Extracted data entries

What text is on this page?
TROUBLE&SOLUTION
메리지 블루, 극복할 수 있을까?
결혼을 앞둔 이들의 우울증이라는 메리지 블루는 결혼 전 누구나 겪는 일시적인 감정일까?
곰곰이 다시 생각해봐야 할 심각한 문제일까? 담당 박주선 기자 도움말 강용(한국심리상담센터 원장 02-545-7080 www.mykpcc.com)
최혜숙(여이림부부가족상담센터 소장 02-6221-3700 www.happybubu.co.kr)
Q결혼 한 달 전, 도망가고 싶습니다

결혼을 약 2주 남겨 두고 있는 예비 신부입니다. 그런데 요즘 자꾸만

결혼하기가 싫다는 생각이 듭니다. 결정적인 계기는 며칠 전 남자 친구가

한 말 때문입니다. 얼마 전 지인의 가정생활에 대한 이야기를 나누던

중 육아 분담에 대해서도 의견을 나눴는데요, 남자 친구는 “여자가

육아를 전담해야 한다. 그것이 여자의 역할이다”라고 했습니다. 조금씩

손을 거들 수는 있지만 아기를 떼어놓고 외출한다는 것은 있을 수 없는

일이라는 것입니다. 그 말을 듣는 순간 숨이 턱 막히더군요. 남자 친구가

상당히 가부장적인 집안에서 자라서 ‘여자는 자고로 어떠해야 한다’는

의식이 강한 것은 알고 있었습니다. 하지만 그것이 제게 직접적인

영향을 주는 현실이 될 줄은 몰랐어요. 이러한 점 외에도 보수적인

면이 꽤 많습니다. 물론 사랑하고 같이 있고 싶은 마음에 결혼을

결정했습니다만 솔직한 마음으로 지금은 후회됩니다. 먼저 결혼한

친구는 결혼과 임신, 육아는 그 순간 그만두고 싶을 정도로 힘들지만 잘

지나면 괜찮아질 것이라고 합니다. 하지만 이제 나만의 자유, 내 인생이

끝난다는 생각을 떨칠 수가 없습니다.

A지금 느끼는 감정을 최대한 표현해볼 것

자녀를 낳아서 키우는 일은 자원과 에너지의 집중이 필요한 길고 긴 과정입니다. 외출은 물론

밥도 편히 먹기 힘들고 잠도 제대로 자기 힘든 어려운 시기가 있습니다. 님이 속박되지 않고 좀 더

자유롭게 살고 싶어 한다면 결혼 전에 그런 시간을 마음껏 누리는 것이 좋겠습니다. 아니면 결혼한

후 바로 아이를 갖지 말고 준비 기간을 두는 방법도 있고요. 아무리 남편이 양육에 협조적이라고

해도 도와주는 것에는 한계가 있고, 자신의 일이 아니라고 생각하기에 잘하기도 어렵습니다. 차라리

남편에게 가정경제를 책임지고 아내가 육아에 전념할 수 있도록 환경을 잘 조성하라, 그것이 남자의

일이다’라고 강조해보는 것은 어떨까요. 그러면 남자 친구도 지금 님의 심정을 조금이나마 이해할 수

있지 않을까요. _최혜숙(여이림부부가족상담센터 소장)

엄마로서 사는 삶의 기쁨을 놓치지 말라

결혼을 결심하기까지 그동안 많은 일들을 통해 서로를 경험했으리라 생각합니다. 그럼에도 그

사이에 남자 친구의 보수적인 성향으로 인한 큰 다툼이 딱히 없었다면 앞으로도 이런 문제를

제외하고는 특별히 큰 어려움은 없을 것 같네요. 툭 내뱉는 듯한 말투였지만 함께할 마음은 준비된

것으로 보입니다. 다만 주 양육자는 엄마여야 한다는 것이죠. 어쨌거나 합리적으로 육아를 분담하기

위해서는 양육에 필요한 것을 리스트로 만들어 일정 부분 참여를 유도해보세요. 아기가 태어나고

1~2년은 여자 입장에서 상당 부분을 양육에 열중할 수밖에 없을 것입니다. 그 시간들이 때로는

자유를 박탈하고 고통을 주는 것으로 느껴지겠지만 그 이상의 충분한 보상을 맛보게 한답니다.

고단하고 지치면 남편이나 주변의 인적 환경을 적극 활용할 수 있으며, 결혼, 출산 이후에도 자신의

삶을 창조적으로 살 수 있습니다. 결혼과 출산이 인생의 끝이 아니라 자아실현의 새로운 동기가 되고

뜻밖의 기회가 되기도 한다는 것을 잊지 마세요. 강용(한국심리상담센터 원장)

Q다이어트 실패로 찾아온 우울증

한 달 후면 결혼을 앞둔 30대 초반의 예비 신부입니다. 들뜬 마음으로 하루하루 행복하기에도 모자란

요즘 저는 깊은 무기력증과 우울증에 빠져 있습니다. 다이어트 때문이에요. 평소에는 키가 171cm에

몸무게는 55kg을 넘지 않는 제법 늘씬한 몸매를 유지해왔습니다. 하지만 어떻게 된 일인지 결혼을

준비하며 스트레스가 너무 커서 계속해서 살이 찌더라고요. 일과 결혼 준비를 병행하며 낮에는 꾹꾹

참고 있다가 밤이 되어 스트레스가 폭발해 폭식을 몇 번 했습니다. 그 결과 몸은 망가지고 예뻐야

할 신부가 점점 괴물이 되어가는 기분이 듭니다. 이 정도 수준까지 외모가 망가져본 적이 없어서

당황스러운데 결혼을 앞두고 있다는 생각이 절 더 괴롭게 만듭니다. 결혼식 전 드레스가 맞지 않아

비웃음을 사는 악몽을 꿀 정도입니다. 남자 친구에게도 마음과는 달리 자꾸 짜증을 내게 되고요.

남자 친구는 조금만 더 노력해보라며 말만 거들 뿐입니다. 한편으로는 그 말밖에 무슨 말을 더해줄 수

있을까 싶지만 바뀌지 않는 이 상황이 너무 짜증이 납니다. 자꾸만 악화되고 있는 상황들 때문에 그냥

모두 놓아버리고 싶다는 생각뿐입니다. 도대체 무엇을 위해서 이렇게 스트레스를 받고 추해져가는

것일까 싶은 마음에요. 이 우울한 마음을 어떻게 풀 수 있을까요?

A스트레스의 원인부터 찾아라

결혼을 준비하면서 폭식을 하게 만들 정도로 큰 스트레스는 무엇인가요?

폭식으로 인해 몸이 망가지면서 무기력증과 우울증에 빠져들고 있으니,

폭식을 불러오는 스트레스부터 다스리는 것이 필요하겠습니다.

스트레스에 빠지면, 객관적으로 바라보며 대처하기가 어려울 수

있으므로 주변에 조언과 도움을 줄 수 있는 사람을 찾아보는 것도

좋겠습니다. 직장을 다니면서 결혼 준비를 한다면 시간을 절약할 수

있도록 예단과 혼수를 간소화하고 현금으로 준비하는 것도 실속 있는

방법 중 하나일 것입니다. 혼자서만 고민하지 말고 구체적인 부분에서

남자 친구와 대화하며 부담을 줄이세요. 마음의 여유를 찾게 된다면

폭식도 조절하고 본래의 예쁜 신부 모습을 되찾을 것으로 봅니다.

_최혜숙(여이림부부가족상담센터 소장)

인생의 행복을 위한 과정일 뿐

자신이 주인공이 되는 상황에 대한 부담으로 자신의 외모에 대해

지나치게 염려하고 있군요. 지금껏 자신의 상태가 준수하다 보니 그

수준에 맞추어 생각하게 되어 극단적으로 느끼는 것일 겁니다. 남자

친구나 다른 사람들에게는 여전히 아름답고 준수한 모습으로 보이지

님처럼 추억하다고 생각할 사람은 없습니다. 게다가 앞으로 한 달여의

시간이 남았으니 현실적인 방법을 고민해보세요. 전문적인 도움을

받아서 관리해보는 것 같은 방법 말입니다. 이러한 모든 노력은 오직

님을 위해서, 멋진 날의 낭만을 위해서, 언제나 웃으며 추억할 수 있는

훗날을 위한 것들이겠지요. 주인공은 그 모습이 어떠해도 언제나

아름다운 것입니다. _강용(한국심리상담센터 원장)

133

WORK TO COMPLETE
Give the number of lines above that hold the word "우울증에", and nothing more.

SOLUTION FOR THIS TASK
2